┌─ Information supplied

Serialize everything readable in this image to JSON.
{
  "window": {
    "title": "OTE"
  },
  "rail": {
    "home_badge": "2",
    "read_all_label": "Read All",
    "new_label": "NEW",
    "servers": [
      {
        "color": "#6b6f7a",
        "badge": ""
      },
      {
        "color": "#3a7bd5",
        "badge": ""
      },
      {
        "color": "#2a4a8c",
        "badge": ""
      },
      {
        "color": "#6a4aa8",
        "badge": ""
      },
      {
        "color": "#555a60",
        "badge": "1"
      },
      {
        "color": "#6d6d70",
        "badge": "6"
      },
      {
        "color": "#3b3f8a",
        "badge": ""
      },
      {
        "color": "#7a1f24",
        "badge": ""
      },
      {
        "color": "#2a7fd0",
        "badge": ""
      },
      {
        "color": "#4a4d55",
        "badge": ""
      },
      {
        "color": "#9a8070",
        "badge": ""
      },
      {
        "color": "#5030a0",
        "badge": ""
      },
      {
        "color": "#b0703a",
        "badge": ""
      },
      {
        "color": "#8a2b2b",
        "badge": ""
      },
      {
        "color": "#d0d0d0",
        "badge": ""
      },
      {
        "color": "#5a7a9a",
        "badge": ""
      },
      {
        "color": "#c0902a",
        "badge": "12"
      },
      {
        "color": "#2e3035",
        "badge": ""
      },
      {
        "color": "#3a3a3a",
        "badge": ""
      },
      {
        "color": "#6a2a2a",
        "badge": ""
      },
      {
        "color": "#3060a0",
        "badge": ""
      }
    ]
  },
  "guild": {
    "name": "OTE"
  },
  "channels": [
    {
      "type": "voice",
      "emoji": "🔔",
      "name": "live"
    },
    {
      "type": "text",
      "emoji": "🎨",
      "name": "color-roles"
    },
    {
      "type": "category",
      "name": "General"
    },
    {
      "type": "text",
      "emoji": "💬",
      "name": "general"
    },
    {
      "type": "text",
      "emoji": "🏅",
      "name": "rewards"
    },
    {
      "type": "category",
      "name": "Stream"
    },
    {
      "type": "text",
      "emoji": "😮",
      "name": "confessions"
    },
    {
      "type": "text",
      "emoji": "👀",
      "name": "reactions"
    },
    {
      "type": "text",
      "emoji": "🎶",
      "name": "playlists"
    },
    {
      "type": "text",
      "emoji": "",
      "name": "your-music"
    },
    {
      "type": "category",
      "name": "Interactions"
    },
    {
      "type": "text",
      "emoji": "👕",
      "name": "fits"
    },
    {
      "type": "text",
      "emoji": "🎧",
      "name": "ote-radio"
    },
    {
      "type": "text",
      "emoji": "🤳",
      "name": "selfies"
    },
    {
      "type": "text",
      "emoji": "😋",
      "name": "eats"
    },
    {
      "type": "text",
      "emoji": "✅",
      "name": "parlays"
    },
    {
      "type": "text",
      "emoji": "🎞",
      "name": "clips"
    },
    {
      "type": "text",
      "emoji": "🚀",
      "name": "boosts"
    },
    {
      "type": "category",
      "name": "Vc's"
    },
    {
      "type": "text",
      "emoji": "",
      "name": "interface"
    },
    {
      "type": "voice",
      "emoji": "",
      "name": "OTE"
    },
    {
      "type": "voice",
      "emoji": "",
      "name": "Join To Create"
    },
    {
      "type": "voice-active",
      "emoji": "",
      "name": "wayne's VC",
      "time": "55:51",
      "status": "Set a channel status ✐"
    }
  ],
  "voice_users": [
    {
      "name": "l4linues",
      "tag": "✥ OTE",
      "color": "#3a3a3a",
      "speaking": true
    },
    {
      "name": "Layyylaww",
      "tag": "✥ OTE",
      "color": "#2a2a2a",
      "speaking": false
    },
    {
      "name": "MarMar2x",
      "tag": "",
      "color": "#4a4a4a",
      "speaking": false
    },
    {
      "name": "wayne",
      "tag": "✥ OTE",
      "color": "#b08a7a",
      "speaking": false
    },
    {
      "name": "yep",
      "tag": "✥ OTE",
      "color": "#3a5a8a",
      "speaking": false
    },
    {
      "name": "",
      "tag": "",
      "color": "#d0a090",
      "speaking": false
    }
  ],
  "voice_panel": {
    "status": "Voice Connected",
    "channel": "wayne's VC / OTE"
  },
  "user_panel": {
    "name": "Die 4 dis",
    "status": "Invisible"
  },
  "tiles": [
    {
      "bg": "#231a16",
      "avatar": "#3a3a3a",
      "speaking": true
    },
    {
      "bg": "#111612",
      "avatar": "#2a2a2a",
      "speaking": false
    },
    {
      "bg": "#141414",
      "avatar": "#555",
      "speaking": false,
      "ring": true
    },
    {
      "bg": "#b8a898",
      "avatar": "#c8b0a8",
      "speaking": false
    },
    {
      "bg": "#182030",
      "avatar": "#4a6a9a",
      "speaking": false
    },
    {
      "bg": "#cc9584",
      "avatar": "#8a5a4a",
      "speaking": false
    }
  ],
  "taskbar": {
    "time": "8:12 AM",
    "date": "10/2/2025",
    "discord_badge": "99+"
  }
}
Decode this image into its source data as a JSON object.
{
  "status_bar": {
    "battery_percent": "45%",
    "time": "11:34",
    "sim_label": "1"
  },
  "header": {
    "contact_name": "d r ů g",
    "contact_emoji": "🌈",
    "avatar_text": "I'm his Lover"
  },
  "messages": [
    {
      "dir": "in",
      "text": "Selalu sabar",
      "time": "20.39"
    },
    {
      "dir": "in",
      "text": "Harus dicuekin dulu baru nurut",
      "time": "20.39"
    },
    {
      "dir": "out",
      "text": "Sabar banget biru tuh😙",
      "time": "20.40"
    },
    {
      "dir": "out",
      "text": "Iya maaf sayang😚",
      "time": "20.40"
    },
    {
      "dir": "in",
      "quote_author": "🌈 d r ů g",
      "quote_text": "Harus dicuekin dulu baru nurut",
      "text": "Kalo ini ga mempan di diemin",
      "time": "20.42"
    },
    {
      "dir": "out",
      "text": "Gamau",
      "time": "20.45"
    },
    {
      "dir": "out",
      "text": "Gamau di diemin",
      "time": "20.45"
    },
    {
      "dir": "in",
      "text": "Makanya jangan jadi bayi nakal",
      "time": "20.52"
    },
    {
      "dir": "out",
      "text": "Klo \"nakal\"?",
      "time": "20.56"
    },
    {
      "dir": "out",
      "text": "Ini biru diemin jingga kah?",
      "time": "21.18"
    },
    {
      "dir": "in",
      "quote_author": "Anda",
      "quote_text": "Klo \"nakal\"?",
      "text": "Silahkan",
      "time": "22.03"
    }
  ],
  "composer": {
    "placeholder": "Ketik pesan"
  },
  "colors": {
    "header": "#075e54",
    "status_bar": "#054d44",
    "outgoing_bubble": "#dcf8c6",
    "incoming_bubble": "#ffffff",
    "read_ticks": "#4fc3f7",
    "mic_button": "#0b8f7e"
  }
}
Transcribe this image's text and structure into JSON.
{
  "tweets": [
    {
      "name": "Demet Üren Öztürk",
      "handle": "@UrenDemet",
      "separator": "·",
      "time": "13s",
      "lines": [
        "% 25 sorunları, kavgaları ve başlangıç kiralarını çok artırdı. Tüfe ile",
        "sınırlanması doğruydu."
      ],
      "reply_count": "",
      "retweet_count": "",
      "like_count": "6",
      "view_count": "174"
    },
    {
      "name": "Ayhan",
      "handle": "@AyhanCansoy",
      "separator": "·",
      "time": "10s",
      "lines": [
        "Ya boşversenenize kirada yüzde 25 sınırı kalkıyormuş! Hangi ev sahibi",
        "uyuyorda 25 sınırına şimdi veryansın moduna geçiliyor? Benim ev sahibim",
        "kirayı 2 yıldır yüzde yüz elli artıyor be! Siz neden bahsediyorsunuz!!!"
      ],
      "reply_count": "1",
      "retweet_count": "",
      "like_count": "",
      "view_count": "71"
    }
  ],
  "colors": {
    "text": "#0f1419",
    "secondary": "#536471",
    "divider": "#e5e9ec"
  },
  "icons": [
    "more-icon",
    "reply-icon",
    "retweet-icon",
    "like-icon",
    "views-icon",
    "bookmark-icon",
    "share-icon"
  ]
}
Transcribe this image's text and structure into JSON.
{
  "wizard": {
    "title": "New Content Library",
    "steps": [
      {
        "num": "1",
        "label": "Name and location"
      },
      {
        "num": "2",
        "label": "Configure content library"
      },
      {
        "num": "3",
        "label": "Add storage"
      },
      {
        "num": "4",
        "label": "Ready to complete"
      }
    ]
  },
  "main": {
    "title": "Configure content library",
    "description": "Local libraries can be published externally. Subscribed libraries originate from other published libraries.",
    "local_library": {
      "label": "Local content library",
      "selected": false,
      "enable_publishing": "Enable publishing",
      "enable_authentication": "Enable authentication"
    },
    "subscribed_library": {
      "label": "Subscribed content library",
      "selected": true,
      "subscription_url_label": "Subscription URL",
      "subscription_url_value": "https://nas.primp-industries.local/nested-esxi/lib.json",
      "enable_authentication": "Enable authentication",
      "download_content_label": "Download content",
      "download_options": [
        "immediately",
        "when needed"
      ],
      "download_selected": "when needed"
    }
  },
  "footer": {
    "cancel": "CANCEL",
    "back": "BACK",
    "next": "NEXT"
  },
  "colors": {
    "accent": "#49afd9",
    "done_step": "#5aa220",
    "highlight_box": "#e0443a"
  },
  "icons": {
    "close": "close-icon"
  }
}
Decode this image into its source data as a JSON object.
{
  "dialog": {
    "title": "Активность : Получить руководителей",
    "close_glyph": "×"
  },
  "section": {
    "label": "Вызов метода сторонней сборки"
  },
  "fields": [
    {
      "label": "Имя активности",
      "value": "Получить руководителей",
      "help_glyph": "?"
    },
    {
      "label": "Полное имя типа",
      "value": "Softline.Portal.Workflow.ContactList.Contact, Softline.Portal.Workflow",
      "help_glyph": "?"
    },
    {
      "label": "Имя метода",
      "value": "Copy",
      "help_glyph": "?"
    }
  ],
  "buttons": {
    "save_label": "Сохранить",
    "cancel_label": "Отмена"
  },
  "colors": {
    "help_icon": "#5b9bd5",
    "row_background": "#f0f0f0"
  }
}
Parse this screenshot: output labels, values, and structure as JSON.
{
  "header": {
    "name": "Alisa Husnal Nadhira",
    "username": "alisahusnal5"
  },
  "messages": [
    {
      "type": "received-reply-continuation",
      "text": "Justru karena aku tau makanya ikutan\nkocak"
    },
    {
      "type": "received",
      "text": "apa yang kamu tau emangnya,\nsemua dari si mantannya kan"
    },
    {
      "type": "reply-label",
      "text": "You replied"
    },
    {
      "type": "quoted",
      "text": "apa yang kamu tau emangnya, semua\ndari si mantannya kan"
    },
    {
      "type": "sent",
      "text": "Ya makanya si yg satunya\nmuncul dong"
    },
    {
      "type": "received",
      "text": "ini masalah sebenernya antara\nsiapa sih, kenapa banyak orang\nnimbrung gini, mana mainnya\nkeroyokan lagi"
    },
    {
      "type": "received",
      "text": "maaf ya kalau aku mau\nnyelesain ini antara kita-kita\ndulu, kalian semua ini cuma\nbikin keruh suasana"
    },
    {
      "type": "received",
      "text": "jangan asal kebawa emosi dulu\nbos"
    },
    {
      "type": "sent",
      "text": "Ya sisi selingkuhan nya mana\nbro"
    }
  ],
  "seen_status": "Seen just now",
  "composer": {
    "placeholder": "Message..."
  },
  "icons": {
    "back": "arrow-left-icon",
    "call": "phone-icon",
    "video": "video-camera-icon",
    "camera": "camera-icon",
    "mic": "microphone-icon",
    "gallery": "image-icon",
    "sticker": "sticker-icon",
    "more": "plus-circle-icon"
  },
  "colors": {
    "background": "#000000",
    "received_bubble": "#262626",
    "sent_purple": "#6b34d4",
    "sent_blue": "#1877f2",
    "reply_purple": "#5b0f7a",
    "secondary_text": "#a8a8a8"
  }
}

└─

* The problem: Going through the entries above, report how many lines include the string "authentication". The number alone is the answer.

* Written reply: 2